* Start RECORDS FOR THE EXERCISE *

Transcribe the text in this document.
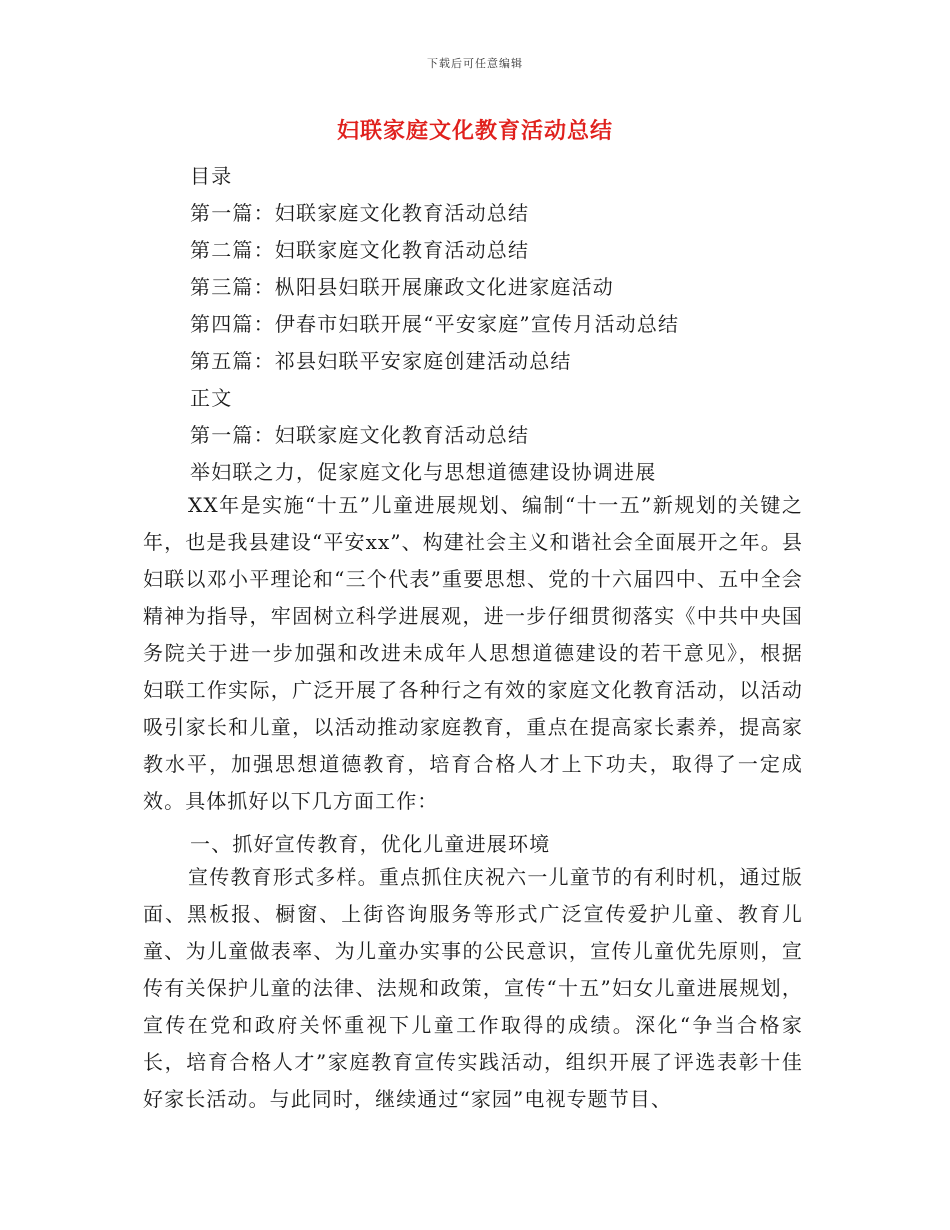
下载后可任意编辑
妇联家庭文化教育活动总结
目录
第一篇：妇联家庭文化教育活动总结
第二篇：妇联家庭文化教育活动总结
第三篇：枞阳县妇联开展廉政文化进家庭活动
第四篇：伊春市妇联开展“平安家庭”宣传月活动总结
第五篇：祁县妇联平安家庭创建活动总结
正文
第一篇：妇联家庭文化教育活动总结
举妇联之力，促家庭文化与思想道德建设协调进展

XX年是实施“十五”儿童进展规划、编制“十一五”新规划的关键之年，也是我县建设“平安xx”、构建社会主义和谐社会全面展开之年。县妇联以邓小平理论和“三个代表”重要思想、党的十六届四中、五中全会精神为指导，牢固树立科学进展观，进一步仔细贯彻落实《中共中央国务院关于进一步加强和改进未成年人思想道德建设的若干意见》，根据妇联工作实际，广泛开展了各种行之有效的家庭文化教育活动，以活动吸引家长和儿童，以活动推动家庭教育，重点在提高家长素养，提高家教水平，加强思想道德教育，培育合格人才上下功夫，取得了一定成效。具体抓好以下几方面工作：

一、抓好宣传教育，优化儿童进展环境

宣传教育形式多样。重点抓住庆祝六一儿童节的有利时机，通过版面、黑板报、橱窗、上街咨询服务等形式广泛宣传爱护儿童、教育儿童、为儿童做表率、为儿童办实事的公民意识，宣传儿童优先原则，宣传有关保护儿童的法律、法规和政策，宣传“十五”妇女儿童进展规划，宣传在党和政府关怀重视下儿童工作取得的成绩。深化“争当合格家长，培育合格人才”家庭教育宣传实践活动，组织开展了评选表彰十佳好家长活动。与此同时，继续通过“家园”电视专题节目、
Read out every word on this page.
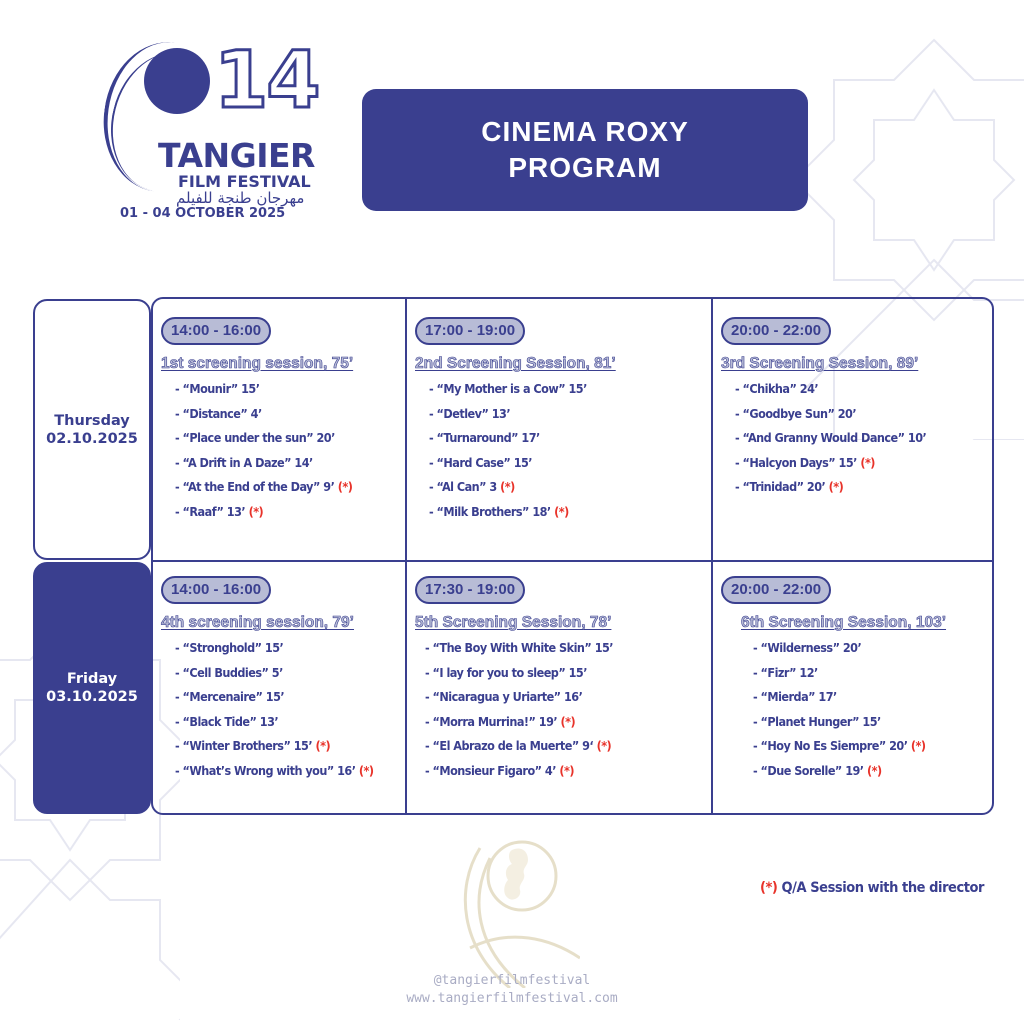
14
TANGIER
FILM FESTIVAL
مهرجان طنجة للفيلم
01 - 04 OCTOBER 2025
CINEMA ROXY
PROGRAM
Thursday
02.10.2025
Friday
03.10.2025
14:00 - 16:00
1st screening session, 75’
- “Mounir” 15’
- “Distance” 4’
- “Place under the sun” 20’
- “A Drift in A Daze” 14’
- “At the End of the Day” 9’ (*)
- “Raaf” 13’ (*)
17:00 - 19:00
2nd Screening Session, 81’
- “My Mother is a Cow” 15’
- “Detlev” 13’
- “Turnaround” 17’
- “Hard Case” 15’
- “Al Can” 3 (*)
- “Milk Brothers” 18’ (*)
20:00 - 22:00
3rd Screening Session, 89’
- “Chikha” 24’
- “Goodbye Sun” 20’
- “And Granny Would Dance” 10’
- “Halcyon Days” 15’ (*)
- “Trinidad” 20’ (*)
14:00 - 16:00
4th screening session, 79’
- “Stronghold” 15’
- “Cell Buddies” 5’
- “Mercenaire” 15’
- “Black Tide” 13’
- “Winter Brothers” 15’ (*)
- “What’s Wrong with you” 16’ (*)
17:30 - 19:00
5th Screening Session, 78’
- “The Boy With White Skin” 15’
- “I lay for you to sleep” 15’
- “Nicaragua y Uriarte” 16’
- “Morra Murrina!” 19’ (*)
- “El Abrazo de la Muerte” 9‘ (*)
- “Monsieur Figaro” 4’ (*)
20:00 - 22:00
6th Screening Session, 103’
- “Wilderness” 20’
- “Fizr” 12’
- “Mierda” 17’
- “Planet Hunger” 15’
- “Hoy No Es Siempre” 20’ (*)
- “Due Sorelle” 19’ (*)
(*) Q/A Session with the director
@tangierfilmfestival
www.tangierfilmfestival.com
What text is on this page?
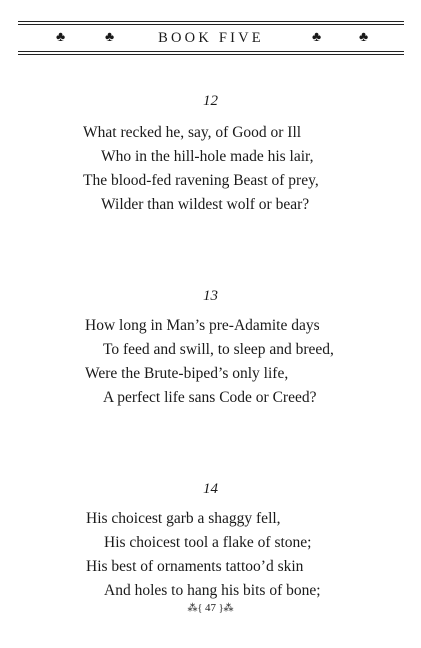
♣	♣	BOOK FIVE	♣	♣
12
What recked he, say, of Good or Ill
Who in the hill-hole made his lair,
The blood-fed ravening Beast of prey,
Wilder than wildest wolf or bear?
13
How long in Man’s pre-Adamite days
To feed and swill, to sleep and breed,
Were the Brute-biped’s only life,
A perfect life sans Code or Creed?
14
His choicest garb a shaggy fell,
His choicest tool a flake of stone;
His best of ornaments tattoo’d skin
And holes to hang his bits of bone;
⁂{ 47 }⁂
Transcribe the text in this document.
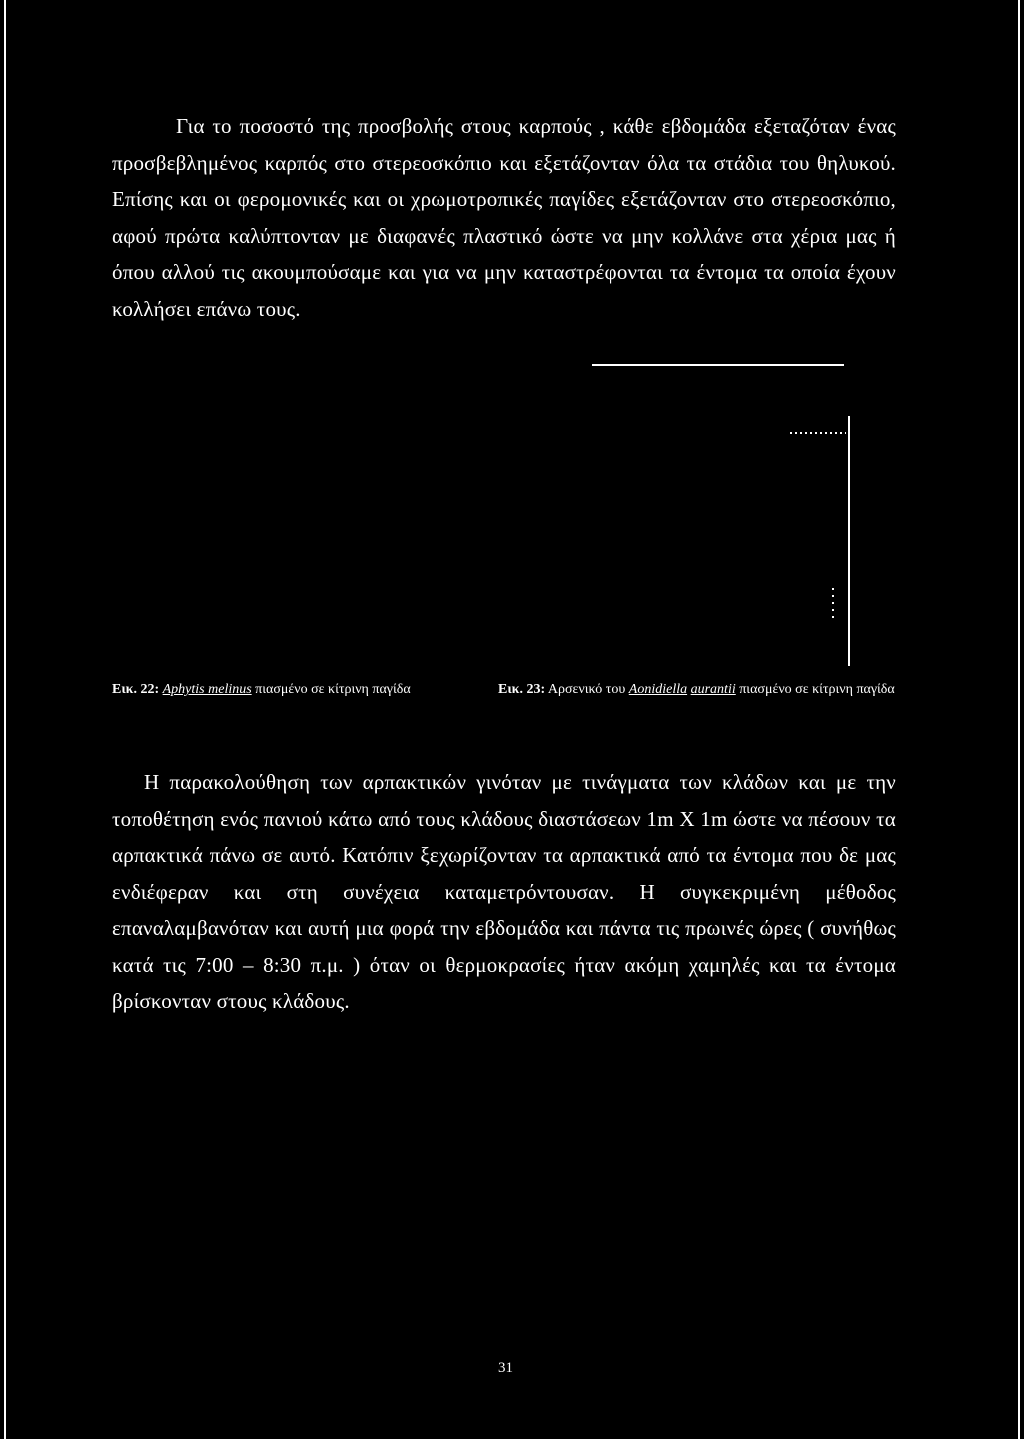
Για το ποσοστό της προσβολής στους καρπούς , κάθε εβδομάδα εξεταζόταν ένας προσβεβλημένος καρπός στο στερεοσκόπιο και εξετάζονταν όλα τα στάδια του θηλυκού. Επίσης και οι φερομονικές και οι χρωμοτροπικές παγίδες εξετάζονταν στο στερεοσκόπιο, αφού πρώτα καλύπτονταν με διαφανές πλαστικό ώστε να μην κολλάνε στα χέρια μας ή όπου αλλού τις ακουμπούσαμε και για να μην καταστρέφονται τα έντομα τα οποία έχουν κολλήσει επάνω τους.

Εικ. 22: Aphytis melinus πιασμένο σε κίτρινη παγίδα	Εικ. 23: Αρσενικό του Aonidiella aurantii πιασμένο σε κίτρινη παγίδα

Η παρακολούθηση των αρπακτικών γινόταν με τινάγματα των κλάδων και με την τοποθέτηση ενός πανιού κάτω από τους κλάδους διαστάσεων 1m X 1m ώστε να πέσουν τα αρπακτικά πάνω σε αυτό. Κατόπιν ξεχωρίζονταν τα αρπακτικά από τα έντομα που δε μας ενδιέφεραν και στη συνέχεια καταμετρόντουσαν. Η συγκεκριμένη μέθοδος επαναλαμβανόταν και αυτή μια φορά την εβδομάδα και πάντα τις πρωινές ώρες ( συνήθως κατά τις 7:00 – 8:30 π.μ. ) όταν οι θερμοκρασίες ήταν ακόμη χαμηλές και τα έντομα βρίσκονταν στους κλάδους.

31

* End RECORDS FOR THE EXERCISE *

WHAT THE TASK REQUIRES
Return all the entries word for word, but omit any pictures they contain.

THE SOLUTION
Transcribe the text in this document.
下载后可任意编辑
妇联家庭文化教育活动总结
目录
第一篇：妇联家庭文化教育活动总结
第二篇：妇联家庭文化教育活动总结
第三篇：枞阳县妇联开展廉政文化进家庭活动
第四篇：伊春市妇联开展“平安家庭”宣传月活动总结
第五篇：祁县妇联平安家庭创建活动总结
正文
第一篇：妇联家庭文化教育活动总结
举妇联之力，促家庭文化与思想道德建设协调进展

XX年是实施“十五”儿童进展规划、编制“十一五”新规划的关键之年，也是我县建设“平安xx”、构建社会主义和谐社会全面展开之年。县妇联以邓小平理论和“三个代表”重要思想、党的十六届四中、五中全会精神为指导，牢固树立科学进展观，进一步仔细贯彻落实《中共中央国务院关于进一步加强和改进未成年人思想道德建设的若干意见》，根据妇联工作实际，广泛开展了各种行之有效的家庭文化教育活动，以活动吸引家长和儿童，以活动推动家庭教育，重点在提高家长素养，提高家教水平，加强思想道德教育，培育合格人才上下功夫，取得了一定成效。具体抓好以下几方面工作：

一、抓好宣传教育，优化儿童进展环境

宣传教育形式多样。重点抓住庆祝六一儿童节的有利时机，通过版面、黑板报、橱窗、上街咨询服务等形式广泛宣传爱护儿童、教育儿童、为儿童做表率、为儿童办实事的公民意识，宣传儿童优先原则，宣传有关保护儿童的法律、法规和政策，宣传“十五”妇女儿童进展规划，宣传在党和政府关怀重视下儿童工作取得的成绩。深化“争当合格家长，培育合格人才”家庭教育宣传实践活动，组织开展了评选表彰十佳好家长活动。与此同时，继续通过“家园”电视专题节目、
Read out every word on this page.
14
TANGIER
FILM FESTIVAL
مهرجان طنجة للفيلم
01 - 04 OCTOBER 2025
CINEMA ROXY
PROGRAM
Thursday
02.10.2025
Friday
03.10.2025
14:00 - 16:00
1st screening session, 75’
- “Mounir” 15’
- “Distance” 4’
- “Place under the sun” 20’
- “A Drift in A Daze” 14’
- “At the End of the Day” 9’ (*)
- “Raaf” 13’ (*)
17:00 - 19:00
2nd Screening Session, 81’
- “My Mother is a Cow” 15’
- “Detlev” 13’
- “Turnaround” 17’
- “Hard Case” 15’
- “Al Can” 3 (*)
- “Milk Brothers” 18’ (*)
20:00 - 22:00
3rd Screening Session, 89’
- “Chikha” 24’
- “Goodbye Sun” 20’
- “And Granny Would Dance” 10’
- “Halcyon Days” 15’ (*)
- “Trinidad” 20’ (*)
14:00 - 16:00
4th screening session, 79’
- “Stronghold” 15’
- “Cell Buddies” 5’
- “Mercenaire” 15’
- “Black Tide” 13’
- “Winter Brothers” 15’ (*)
- “What’s Wrong with you” 16’ (*)
17:30 - 19:00
5th Screening Session, 78’
- “The Boy With White Skin” 15’
- “I lay for you to sleep” 15’
- “Nicaragua y Uriarte” 16’
- “Morra Murrina!” 19’ (*)
- “El Abrazo de la Muerte” 9‘ (*)
- “Monsieur Figaro” 4’ (*)
20:00 - 22:00
6th Screening Session, 103’
- “Wilderness” 20’
- “Fizr” 12’
- “Mierda” 17’
- “Planet Hunger” 15’
- “Hoy No Es Siempre” 20’ (*)
- “Due Sorelle” 19’ (*)
(*) Q/A Session with the director
@tangierfilmfestival
www.tangierfilmfestival.com
What text is on this page?
♣	♣	BOOK FIVE	♣	♣
12
What recked he, say, of Good or Ill
Who in the hill-hole made his lair,
The blood-fed ravening Beast of prey,
Wilder than wildest wolf or bear?
13
How long in Man’s pre-Adamite days
To feed and swill, to sleep and breed,
Were the Brute-biped’s only life,
A perfect life sans Code or Creed?
14
His choicest garb a shaggy fell,
His choicest tool a flake of stone;
His best of ornaments tattoo’d skin
And holes to hang his bits of bone;
⁂{ 47 }⁂
Transcribe the text in this document.
Για το ποσοστό της προσβολής στους καρπούς , κάθε εβδομάδα εξεταζόταν ένας προσβεβλημένος καρπός στο στερεοσκόπιο και εξετάζονταν όλα τα στάδια του θηλυκού. Επίσης και οι φερομονικές και οι χρωμοτροπικές παγίδες εξετάζονταν στο στερεοσκόπιο, αφού πρώτα καλύπτονταν με διαφανές πλαστικό ώστε να μην κολλάνε στα χέρια μας ή όπου αλλού τις ακουμπούσαμε και για να μην καταστρέφονται τα έντομα τα οποία έχουν κολλήσει επάνω τους.

Εικ. 22: Aphytis melinus πιασμένο σε κίτρινη παγίδα	Εικ. 23: Αρσενικό του Aonidiella aurantii πιασμένο σε κίτρινη παγίδα

Η παρακολούθηση των αρπακτικών γινόταν με τινάγματα των κλάδων και με την τοποθέτηση ενός πανιού κάτω από τους κλάδους διαστάσεων 1m X 1m ώστε να πέσουν τα αρπακτικά πάνω σε αυτό. Κατόπιν ξεχωρίζονταν τα αρπακτικά από τα έντομα που δε μας ενδιέφεραν και στη συνέχεια καταμετρόντουσαν. Η συγκεκριμένη μέθοδος επαναλαμβανόταν και αυτή μια φορά την εβδομάδα και πάντα τις πρωινές ώρες ( συνήθως κατά τις 7:00 – 8:30 π.μ. ) όταν οι θερμοκρασίες ήταν ακόμη χαμηλές και τα έντομα βρίσκονταν στους κλάδους.

31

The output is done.